EXERCISE BRIEF:
Output the entries below exactly as written, omitting pictures.

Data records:
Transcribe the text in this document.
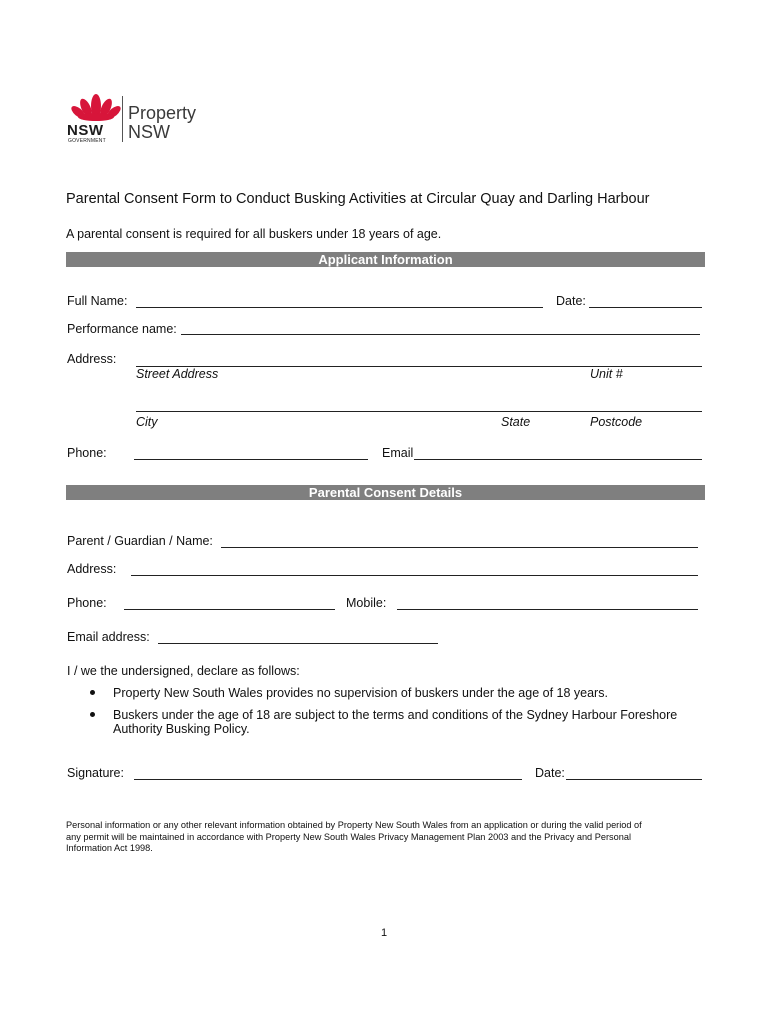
NSW
GOVERNMENT
Property
NSW
Parental Consent Form to Conduct Busking Activities at Circular Quay and Darling Harbour
A parental consent is required for all buskers under 18 years of age.
Applicant Information
Full Name:	Date:
Performance name:
Address:
Street Address	Unit #
City	State	Postcode
Phone:	Email
Parental Consent Details
Parent / Guardian / Name:
Address:
Phone:	Mobile:
Email address:
I / we the undersigned, declare as follows:
Property New South Wales provides no supervision of buskers under the age of 18 years.
Buskers under the age of 18 are subject to the terms and conditions of the Sydney Harbour Foreshore
Authority Busking Policy.
Signature:	Date:
Personal information or any other relevant information obtained by Property New South Wales from an application or during the valid period of
any permit will be maintained in accordance with Property New South Wales Privacy Management Plan 2003 and the Privacy and Personal
Information Act 1998.
1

SOLUTION:
Transcribe the text in this document.
NSW
GOVERNMENT
Property
NSW
Parental Consent Form to Conduct Busking Activities at Circular Quay and Darling Harbour
A parental consent is required for all buskers under 18 years of age.
Applicant Information
Full Name:	Date:
Performance name:
Address:
Street Address	Unit #
City	State	Postcode
Phone:	Email
Parental Consent Details
Parent / Guardian / Name:
Address:
Phone:	Mobile:
Email address:
I / we the undersigned, declare as follows:
Property New South Wales provides no supervision of buskers under the age of 18 years.
Buskers under the age of 18 are subject to the terms and conditions of the Sydney Harbour Foreshore
Authority Busking Policy.
Signature:	Date:
Personal information or any other relevant information obtained by Property New South Wales from an application or during the valid period of
any permit will be maintained in accordance with Property New South Wales Privacy Management Plan 2003 and the Privacy and Personal
Information Act 1998.
1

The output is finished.